__EXERCISE OBJECTIVE__
Check each line of the listing below for the word "Hoàng" and say how many lines have it. Nothing else should be written.

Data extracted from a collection
◇ ◇ ◇ ◇ ◇
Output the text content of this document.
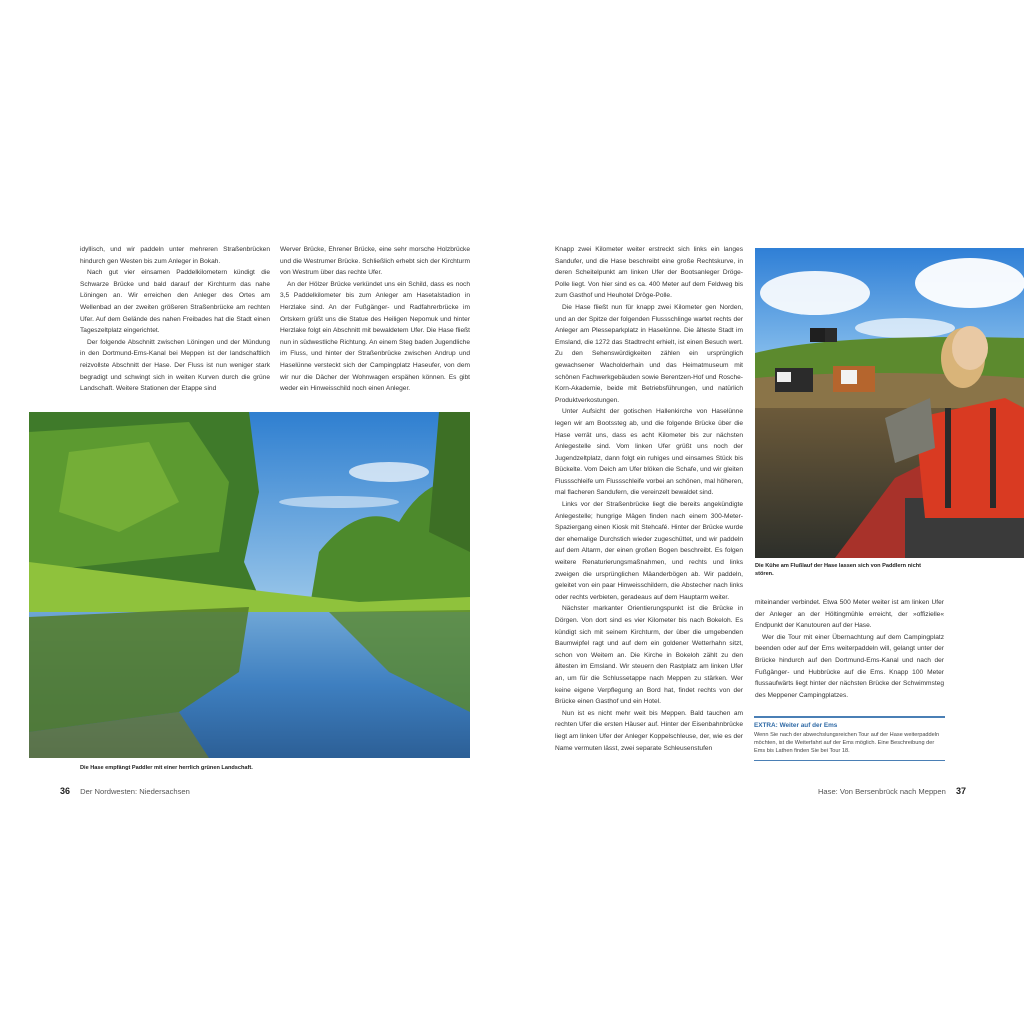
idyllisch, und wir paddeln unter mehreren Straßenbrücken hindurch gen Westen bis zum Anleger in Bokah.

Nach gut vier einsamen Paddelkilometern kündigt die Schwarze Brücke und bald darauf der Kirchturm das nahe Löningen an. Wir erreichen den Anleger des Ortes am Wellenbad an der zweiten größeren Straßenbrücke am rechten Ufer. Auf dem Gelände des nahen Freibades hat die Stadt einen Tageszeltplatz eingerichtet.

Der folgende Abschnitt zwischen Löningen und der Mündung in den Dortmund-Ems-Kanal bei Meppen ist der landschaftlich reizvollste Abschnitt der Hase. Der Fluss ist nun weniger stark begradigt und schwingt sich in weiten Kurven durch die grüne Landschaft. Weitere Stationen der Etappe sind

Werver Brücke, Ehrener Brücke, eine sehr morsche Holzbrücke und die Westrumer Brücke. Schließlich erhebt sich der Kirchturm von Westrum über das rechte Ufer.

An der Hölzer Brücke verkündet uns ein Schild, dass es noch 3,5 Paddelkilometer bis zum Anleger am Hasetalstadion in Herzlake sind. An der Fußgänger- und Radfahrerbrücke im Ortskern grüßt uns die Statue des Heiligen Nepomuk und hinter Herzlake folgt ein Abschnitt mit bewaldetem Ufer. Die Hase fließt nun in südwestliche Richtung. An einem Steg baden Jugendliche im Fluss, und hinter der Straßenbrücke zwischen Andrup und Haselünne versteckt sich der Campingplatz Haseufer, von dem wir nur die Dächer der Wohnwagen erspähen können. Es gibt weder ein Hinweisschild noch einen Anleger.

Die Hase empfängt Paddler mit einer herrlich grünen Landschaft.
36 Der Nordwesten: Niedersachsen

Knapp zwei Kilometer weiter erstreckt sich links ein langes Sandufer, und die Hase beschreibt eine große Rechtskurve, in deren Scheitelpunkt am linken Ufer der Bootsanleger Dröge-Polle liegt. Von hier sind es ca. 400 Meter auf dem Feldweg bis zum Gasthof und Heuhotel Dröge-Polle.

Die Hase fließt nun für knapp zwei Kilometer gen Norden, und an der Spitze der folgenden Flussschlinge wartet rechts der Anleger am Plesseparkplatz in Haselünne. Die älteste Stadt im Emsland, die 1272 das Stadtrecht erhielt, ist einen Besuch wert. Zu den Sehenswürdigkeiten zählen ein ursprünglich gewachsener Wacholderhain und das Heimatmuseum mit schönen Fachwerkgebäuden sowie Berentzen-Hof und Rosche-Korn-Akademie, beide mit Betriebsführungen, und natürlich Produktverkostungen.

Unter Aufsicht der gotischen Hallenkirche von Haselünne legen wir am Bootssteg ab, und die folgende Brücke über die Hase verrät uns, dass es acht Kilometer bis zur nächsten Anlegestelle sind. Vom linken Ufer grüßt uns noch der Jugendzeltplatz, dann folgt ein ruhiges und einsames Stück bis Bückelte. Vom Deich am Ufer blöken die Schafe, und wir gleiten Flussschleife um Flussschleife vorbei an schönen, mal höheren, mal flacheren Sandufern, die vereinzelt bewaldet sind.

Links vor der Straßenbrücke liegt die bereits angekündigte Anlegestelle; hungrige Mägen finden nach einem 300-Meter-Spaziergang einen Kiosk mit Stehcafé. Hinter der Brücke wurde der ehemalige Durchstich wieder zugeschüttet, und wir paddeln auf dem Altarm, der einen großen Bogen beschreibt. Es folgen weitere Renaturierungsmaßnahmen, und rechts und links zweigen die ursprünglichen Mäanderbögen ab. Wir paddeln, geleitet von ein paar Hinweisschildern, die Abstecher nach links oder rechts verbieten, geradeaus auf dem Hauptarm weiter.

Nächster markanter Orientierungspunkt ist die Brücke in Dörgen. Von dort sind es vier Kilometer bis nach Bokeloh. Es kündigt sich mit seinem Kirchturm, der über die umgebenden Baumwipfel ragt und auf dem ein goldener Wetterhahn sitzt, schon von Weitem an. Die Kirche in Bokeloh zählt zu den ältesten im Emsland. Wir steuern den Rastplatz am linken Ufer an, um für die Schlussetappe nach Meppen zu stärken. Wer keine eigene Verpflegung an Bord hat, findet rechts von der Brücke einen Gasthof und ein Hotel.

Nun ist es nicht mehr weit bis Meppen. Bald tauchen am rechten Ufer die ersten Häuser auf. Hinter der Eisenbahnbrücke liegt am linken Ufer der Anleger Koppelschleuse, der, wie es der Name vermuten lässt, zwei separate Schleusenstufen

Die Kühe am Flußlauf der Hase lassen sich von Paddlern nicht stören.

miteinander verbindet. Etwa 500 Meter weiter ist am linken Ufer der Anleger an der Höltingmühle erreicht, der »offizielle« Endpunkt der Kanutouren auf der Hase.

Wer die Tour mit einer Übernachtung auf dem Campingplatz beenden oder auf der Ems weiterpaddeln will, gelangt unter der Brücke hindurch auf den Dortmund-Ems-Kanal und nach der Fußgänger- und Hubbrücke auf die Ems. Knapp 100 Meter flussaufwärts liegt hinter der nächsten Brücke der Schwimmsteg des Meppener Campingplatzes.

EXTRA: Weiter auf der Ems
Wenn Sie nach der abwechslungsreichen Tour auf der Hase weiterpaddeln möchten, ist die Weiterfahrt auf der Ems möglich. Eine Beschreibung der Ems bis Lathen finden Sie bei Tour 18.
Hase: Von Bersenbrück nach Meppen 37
◇ ◇ ◇ ◇ ◇
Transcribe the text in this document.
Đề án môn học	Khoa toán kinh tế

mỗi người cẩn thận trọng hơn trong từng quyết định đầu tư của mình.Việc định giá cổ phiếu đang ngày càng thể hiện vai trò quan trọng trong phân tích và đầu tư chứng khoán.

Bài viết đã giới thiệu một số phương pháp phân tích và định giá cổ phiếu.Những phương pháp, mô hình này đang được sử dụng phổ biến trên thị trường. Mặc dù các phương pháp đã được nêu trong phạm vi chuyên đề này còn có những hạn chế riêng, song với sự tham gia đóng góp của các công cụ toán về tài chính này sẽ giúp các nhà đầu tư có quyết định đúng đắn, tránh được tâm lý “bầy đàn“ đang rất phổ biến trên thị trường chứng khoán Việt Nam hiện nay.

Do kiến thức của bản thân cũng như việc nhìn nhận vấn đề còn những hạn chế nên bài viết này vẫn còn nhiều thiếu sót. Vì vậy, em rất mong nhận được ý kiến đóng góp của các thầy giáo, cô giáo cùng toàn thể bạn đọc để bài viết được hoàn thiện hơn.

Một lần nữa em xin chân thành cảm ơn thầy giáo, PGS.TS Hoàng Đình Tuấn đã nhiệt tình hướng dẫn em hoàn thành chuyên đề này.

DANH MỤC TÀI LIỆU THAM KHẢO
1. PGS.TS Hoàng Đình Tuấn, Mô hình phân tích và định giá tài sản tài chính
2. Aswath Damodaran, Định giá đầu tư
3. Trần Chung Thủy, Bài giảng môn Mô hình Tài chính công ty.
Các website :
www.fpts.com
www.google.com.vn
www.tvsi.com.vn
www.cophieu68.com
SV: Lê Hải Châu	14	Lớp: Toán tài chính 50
◇ ◇ ◇ ◇ ◇
__RESPONSE FOR THIS EXERCISE__
2